(Items from a dataset)
##############################

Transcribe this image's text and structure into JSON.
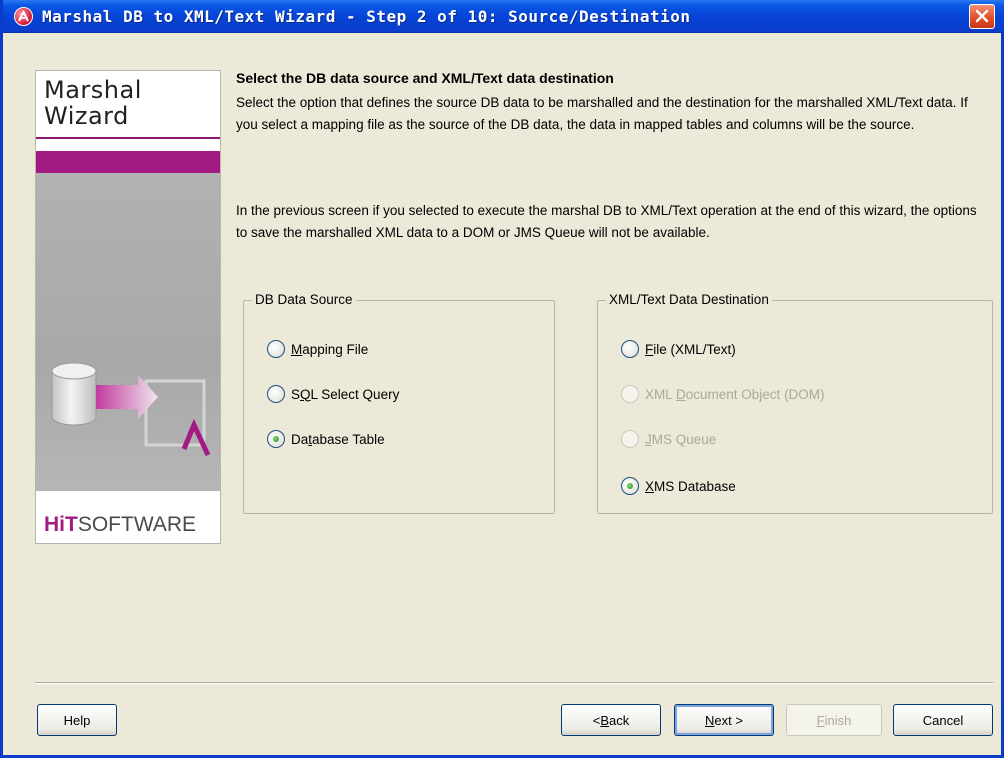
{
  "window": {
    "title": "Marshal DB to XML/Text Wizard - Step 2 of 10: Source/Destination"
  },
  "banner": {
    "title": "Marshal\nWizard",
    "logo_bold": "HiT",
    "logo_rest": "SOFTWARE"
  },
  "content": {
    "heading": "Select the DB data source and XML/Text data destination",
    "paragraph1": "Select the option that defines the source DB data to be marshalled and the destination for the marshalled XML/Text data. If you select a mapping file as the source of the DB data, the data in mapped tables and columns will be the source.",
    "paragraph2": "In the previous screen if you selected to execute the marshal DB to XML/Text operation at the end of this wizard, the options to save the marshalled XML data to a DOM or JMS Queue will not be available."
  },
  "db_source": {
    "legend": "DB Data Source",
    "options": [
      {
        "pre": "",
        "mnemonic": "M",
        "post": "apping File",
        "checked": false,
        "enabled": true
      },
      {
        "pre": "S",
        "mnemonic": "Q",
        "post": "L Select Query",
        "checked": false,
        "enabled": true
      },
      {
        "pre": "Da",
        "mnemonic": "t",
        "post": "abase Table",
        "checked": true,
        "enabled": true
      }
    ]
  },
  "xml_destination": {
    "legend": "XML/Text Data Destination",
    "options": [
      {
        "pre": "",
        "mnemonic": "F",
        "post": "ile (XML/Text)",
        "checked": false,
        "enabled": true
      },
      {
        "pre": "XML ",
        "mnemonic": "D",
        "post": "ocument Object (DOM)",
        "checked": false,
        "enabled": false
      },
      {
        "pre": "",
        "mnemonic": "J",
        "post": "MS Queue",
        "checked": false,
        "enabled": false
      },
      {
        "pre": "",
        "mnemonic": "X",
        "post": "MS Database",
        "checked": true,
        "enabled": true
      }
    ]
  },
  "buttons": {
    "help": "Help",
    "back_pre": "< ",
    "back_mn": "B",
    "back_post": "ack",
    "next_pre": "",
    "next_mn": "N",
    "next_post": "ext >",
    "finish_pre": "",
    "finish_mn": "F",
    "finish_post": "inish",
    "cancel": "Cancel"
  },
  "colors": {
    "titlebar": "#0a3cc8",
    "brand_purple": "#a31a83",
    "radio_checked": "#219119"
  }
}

##############################

## Required work
All of the records need repeating exactly, except for the pictures.

## The answer
Transcribe this image's text and structure into JSON.
{
  "window": {
    "title": "Marshal DB to XML/Text Wizard - Step 2 of 10: Source/Destination"
  },
  "banner": {
    "title": "Marshal\nWizard",
    "logo_bold": "HiT",
    "logo_rest": "SOFTWARE"
  },
  "content": {
    "heading": "Select the DB data source and XML/Text data destination",
    "paragraph1": "Select the option that defines the source DB data to be marshalled and the destination for the marshalled XML/Text data. If you select a mapping file as the source of the DB data, the data in mapped tables and columns will be the source.",
    "paragraph2": "In the previous screen if you selected to execute the marshal DB to XML/Text operation at the end of this wizard, the options to save the marshalled XML data to a DOM or JMS Queue will not be available."
  },
  "db_source": {
    "legend": "DB Data Source",
    "options": [
      {
        "pre": "",
        "mnemonic": "M",
        "post": "apping File",
        "checked": false,
        "enabled": true
      },
      {
        "pre": "S",
        "mnemonic": "Q",
        "post": "L Select Query",
        "checked": false,
        "enabled": true
      },
      {
        "pre": "Da",
        "mnemonic": "t",
        "post": "abase Table",
        "checked": true,
        "enabled": true
      }
    ]
  },
  "xml_destination": {
    "legend": "XML/Text Data Destination",
    "options": [
      {
        "pre": "",
        "mnemonic": "F",
        "post": "ile (XML/Text)",
        "checked": false,
        "enabled": true
      },
      {
        "pre": "XML ",
        "mnemonic": "D",
        "post": "ocument Object (DOM)",
        "checked": false,
        "enabled": false
      },
      {
        "pre": "",
        "mnemonic": "J",
        "post": "MS Queue",
        "checked": false,
        "enabled": false
      },
      {
        "pre": "",
        "mnemonic": "X",
        "post": "MS Database",
        "checked": true,
        "enabled": true
      }
    ]
  },
  "buttons": {
    "help": "Help",
    "back_pre": "< ",
    "back_mn": "B",
    "back_post": "ack",
    "next_pre": "",
    "next_mn": "N",
    "next_post": "ext >",
    "finish_pre": "",
    "finish_mn": "F",
    "finish_post": "inish",
    "cancel": "Cancel"
  },
  "colors": {
    "titlebar": "#0a3cc8",
    "brand_purple": "#a31a83",
    "radio_checked": "#219119"
  }
}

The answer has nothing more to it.